§ **Given exercise**: Give a verbatim copy of the lines below, minus the pictures.
══════════
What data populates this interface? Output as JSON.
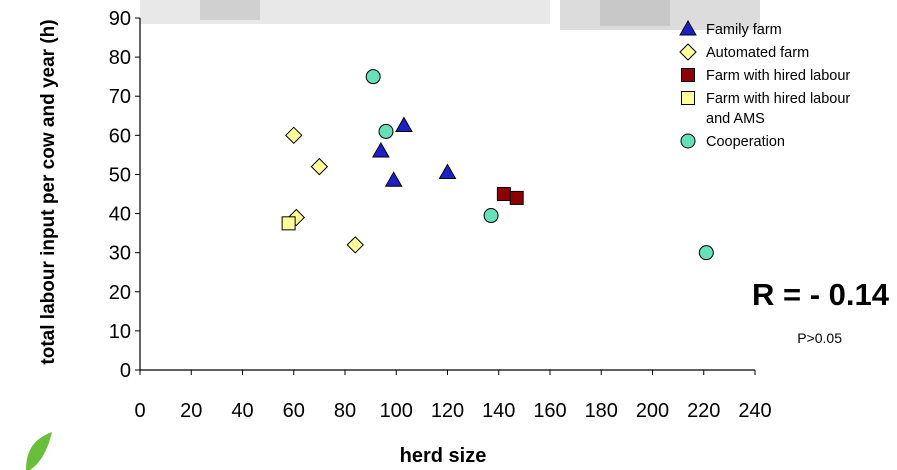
{
  "chart_data": {
    "type": "scatter",
    "xlabel": "herd size",
    "ylabel": "total labour input per cow and year (h)",
    "xlim": [
      0,
      240
    ],
    "ylim": [
      0,
      90
    ],
    "xticks": [
      "0",
      "20",
      "40",
      "60",
      "80",
      "100",
      "120",
      "140",
      "160",
      "180",
      "200",
      "220",
      "240"
    ],
    "yticks": [
      "0",
      "10",
      "20",
      "30",
      "40",
      "50",
      "60",
      "70",
      "80",
      "90"
    ],
    "grid": false,
    "legend_position": "top-right",
    "series": [
      {
        "name": "Family farm",
        "marker": "triangle",
        "color": "#1f1fc8",
        "points": [
          [
            94,
            56
          ],
          [
            99,
            48.5
          ],
          [
            103,
            62.5
          ],
          [
            120,
            50.5
          ]
        ]
      },
      {
        "name": "Automated  farm",
        "marker": "diamond",
        "color": "#ffff99",
        "points": [
          [
            60,
            60
          ],
          [
            70,
            52
          ],
          [
            61,
            39
          ],
          [
            84,
            32
          ]
        ]
      },
      {
        "name": "Farm with hired labour",
        "marker": "square",
        "color": "#8b0000",
        "points": [
          [
            142,
            45
          ],
          [
            147,
            44
          ]
        ]
      },
      {
        "name": "Farm with hired labour and AMS",
        "marker": "square",
        "color": "#ffff99",
        "points": [
          [
            58,
            37.5
          ]
        ]
      },
      {
        "name": "Cooperation",
        "marker": "circle",
        "color": "#66e0b8",
        "points": [
          [
            91,
            75
          ],
          [
            96,
            61
          ],
          [
            137,
            39.5
          ],
          [
            221,
            30
          ]
        ]
      }
    ],
    "annotations": [
      {
        "text": "R = - 0.14",
        "role": "correlation"
      },
      {
        "text": "P>0.05",
        "role": "significance"
      }
    ]
  }
}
══════════
§ **Result of the exercise**:
What data populates this interface? Output as JSON.
{
  "chart_data": {
    "type": "scatter",
    "xlabel": "herd size",
    "ylabel": "total labour input per cow and year (h)",
    "xlim": [
      0,
      240
    ],
    "ylim": [
      0,
      90
    ],
    "xticks": [
      "0",
      "20",
      "40",
      "60",
      "80",
      "100",
      "120",
      "140",
      "160",
      "180",
      "200",
      "220",
      "240"
    ],
    "yticks": [
      "0",
      "10",
      "20",
      "30",
      "40",
      "50",
      "60",
      "70",
      "80",
      "90"
    ],
    "grid": false,
    "legend_position": "top-right",
    "series": [
      {
        "name": "Family farm",
        "marker": "triangle",
        "color": "#1f1fc8",
        "points": [
          [
            94,
            56
          ],
          [
            99,
            48.5
          ],
          [
            103,
            62.5
          ],
          [
            120,
            50.5
          ]
        ]
      },
      {
        "name": "Automated  farm",
        "marker": "diamond",
        "color": "#ffff99",
        "points": [
          [
            60,
            60
          ],
          [
            70,
            52
          ],
          [
            61,
            39
          ],
          [
            84,
            32
          ]
        ]
      },
      {
        "name": "Farm with hired labour",
        "marker": "square",
        "color": "#8b0000",
        "points": [
          [
            142,
            45
          ],
          [
            147,
            44
          ]
        ]
      },
      {
        "name": "Farm with hired labour and AMS",
        "marker": "square",
        "color": "#ffff99",
        "points": [
          [
            58,
            37.5
          ]
        ]
      },
      {
        "name": "Cooperation",
        "marker": "circle",
        "color": "#66e0b8",
        "points": [
          [
            91,
            75
          ],
          [
            96,
            61
          ],
          [
            137,
            39.5
          ],
          [
            221,
            30
          ]
        ]
      }
    ],
    "annotations": [
      {
        "text": "R = - 0.14",
        "role": "correlation"
      },
      {
        "text": "P>0.05",
        "role": "significance"
      }
    ]
  }
}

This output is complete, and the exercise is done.